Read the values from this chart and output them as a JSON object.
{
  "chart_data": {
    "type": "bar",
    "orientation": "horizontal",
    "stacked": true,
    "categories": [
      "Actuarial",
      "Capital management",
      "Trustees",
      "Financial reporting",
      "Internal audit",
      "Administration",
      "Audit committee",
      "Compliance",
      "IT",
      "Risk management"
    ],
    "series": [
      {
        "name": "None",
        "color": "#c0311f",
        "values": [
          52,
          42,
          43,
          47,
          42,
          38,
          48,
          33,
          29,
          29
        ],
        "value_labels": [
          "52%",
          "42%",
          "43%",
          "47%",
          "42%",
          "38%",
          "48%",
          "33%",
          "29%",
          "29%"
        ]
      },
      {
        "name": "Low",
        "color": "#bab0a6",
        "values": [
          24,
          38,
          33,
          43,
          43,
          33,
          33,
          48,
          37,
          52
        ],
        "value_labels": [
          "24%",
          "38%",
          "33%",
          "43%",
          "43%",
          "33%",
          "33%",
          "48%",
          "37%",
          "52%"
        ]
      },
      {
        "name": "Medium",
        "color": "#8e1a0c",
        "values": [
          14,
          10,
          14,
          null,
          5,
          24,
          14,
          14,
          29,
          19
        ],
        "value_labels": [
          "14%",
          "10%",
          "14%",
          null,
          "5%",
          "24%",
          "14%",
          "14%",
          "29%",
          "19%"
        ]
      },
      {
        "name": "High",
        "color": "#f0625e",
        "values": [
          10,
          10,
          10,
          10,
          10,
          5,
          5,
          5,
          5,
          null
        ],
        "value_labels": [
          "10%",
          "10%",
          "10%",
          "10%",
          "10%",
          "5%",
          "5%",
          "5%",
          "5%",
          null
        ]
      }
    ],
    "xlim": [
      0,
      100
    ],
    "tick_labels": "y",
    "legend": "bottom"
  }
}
******
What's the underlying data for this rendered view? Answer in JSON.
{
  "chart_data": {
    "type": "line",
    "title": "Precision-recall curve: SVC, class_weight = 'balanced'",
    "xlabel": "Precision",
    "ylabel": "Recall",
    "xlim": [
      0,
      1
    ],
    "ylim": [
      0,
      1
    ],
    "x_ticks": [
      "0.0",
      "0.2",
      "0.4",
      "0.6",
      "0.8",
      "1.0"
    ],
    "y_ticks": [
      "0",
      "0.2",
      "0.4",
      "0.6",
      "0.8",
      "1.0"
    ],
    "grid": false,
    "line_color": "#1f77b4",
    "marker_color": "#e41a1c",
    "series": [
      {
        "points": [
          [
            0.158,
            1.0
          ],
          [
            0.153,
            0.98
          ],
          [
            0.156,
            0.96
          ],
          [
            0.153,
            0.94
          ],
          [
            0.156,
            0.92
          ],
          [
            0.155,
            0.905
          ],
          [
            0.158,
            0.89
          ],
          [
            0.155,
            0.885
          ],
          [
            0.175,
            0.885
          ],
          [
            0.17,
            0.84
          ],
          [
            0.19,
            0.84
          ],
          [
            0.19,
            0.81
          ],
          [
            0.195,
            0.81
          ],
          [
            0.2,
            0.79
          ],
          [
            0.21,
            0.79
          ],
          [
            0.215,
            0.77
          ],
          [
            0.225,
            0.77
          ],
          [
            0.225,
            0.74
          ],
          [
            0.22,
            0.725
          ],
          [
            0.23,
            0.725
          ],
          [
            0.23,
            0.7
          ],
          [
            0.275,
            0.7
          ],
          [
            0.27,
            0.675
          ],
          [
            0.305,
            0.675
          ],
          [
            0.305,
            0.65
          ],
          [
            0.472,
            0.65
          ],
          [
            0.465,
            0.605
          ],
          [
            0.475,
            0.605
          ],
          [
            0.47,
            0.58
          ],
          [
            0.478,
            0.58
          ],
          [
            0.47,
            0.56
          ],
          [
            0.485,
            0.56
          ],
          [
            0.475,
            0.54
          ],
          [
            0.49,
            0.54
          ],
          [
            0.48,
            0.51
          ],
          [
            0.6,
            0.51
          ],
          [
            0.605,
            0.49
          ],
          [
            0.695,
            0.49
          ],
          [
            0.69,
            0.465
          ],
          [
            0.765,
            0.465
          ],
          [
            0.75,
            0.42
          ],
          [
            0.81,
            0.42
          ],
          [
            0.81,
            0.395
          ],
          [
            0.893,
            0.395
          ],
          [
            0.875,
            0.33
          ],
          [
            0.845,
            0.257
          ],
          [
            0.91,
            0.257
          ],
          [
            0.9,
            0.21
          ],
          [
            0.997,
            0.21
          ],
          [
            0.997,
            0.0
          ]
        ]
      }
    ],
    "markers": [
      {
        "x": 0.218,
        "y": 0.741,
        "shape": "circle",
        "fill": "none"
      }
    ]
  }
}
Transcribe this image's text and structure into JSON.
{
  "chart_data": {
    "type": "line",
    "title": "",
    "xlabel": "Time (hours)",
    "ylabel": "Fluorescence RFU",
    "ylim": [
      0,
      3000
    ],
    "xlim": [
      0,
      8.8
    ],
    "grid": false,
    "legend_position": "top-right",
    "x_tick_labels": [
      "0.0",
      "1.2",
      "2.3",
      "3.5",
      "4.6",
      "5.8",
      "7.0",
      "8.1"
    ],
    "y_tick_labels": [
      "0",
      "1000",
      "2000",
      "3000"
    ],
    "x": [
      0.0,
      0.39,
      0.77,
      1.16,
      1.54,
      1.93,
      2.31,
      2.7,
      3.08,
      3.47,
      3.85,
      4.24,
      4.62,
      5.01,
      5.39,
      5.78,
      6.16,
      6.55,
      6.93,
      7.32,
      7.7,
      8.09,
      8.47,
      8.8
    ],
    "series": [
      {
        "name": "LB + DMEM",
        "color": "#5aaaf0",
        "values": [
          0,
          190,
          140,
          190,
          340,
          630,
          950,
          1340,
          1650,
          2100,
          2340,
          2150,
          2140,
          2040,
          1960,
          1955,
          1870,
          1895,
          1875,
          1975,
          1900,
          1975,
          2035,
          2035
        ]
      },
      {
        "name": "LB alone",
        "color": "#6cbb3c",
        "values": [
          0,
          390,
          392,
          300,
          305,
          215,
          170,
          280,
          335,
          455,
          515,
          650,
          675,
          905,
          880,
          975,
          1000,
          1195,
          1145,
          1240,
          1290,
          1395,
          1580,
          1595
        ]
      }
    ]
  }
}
******
▶ [GOAL OF THE EXERCISE]
State how many lines hold the word "xlabel". The number is the whole answer.

▶ [SOLUTION FOR THIS PROBLEM]
2